* **WHAT IS ASKED**
Make a verbatim copy of the entries below; pictures stay out.

* **EXTRACTED MATERIAL**
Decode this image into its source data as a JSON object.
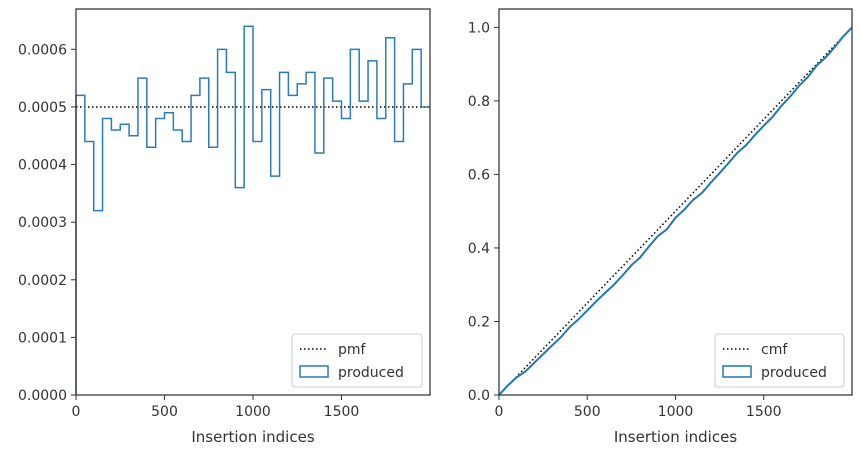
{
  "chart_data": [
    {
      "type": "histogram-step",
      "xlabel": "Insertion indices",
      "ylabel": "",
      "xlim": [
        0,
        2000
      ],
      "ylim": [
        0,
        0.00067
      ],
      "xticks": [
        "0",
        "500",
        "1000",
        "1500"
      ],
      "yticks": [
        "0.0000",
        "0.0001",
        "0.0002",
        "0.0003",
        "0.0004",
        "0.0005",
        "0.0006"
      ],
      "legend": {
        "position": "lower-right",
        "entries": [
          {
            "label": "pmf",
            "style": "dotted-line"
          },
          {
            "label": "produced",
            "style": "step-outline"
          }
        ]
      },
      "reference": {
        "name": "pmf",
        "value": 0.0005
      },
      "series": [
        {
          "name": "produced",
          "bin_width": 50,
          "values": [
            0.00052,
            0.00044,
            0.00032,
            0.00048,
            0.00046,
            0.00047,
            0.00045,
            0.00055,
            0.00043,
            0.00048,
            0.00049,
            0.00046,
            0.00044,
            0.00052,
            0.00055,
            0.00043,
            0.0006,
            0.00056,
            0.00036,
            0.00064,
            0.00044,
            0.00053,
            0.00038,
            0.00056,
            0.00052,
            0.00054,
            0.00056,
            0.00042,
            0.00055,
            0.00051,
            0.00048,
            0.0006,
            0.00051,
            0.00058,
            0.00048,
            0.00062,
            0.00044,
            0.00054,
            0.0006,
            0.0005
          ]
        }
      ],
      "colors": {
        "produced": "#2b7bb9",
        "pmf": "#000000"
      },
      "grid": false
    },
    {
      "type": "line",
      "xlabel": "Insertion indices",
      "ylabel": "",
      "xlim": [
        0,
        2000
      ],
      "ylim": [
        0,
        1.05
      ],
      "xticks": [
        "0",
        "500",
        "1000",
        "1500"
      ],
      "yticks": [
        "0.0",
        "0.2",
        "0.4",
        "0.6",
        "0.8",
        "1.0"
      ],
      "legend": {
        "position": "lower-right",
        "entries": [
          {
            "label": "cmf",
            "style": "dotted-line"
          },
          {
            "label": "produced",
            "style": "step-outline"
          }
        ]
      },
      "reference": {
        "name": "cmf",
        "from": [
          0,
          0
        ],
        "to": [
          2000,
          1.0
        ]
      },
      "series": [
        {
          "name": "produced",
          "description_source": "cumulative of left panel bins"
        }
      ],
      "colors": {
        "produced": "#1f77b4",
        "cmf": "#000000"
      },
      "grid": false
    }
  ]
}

* **SOLUTION TO THE EXERCISE**
Decode this image into its source data as a JSON object.
{
  "chart_data": [
    {
      "type": "histogram-step",
      "xlabel": "Insertion indices",
      "ylabel": "",
      "xlim": [
        0,
        2000
      ],
      "ylim": [
        0,
        0.00067
      ],
      "xticks": [
        "0",
        "500",
        "1000",
        "1500"
      ],
      "yticks": [
        "0.0000",
        "0.0001",
        "0.0002",
        "0.0003",
        "0.0004",
        "0.0005",
        "0.0006"
      ],
      "legend": {
        "position": "lower-right",
        "entries": [
          {
            "label": "pmf",
            "style": "dotted-line"
          },
          {
            "label": "produced",
            "style": "step-outline"
          }
        ]
      },
      "reference": {
        "name": "pmf",
        "value": 0.0005
      },
      "series": [
        {
          "name": "produced",
          "bin_width": 50,
          "values": [
            0.00052,
            0.00044,
            0.00032,
            0.00048,
            0.00046,
            0.00047,
            0.00045,
            0.00055,
            0.00043,
            0.00048,
            0.00049,
            0.00046,
            0.00044,
            0.00052,
            0.00055,
            0.00043,
            0.0006,
            0.00056,
            0.00036,
            0.00064,
            0.00044,
            0.00053,
            0.00038,
            0.00056,
            0.00052,
            0.00054,
            0.00056,
            0.00042,
            0.00055,
            0.00051,
            0.00048,
            0.0006,
            0.00051,
            0.00058,
            0.00048,
            0.00062,
            0.00044,
            0.00054,
            0.0006,
            0.0005
          ]
        }
      ],
      "colors": {
        "produced": "#2b7bb9",
        "pmf": "#000000"
      },
      "grid": false
    },
    {
      "type": "line",
      "xlabel": "Insertion indices",
      "ylabel": "",
      "xlim": [
        0,
        2000
      ],
      "ylim": [
        0,
        1.05
      ],
      "xticks": [
        "0",
        "500",
        "1000",
        "1500"
      ],
      "yticks": [
        "0.0",
        "0.2",
        "0.4",
        "0.6",
        "0.8",
        "1.0"
      ],
      "legend": {
        "position": "lower-right",
        "entries": [
          {
            "label": "cmf",
            "style": "dotted-line"
          },
          {
            "label": "produced",
            "style": "step-outline"
          }
        ]
      },
      "reference": {
        "name": "cmf",
        "from": [
          0,
          0
        ],
        "to": [
          2000,
          1.0
        ]
      },
      "series": [
        {
          "name": "produced",
          "description_source": "cumulative of left panel bins"
        }
      ],
      "colors": {
        "produced": "#1f77b4",
        "cmf": "#000000"
      },
      "grid": false
    }
  ]
}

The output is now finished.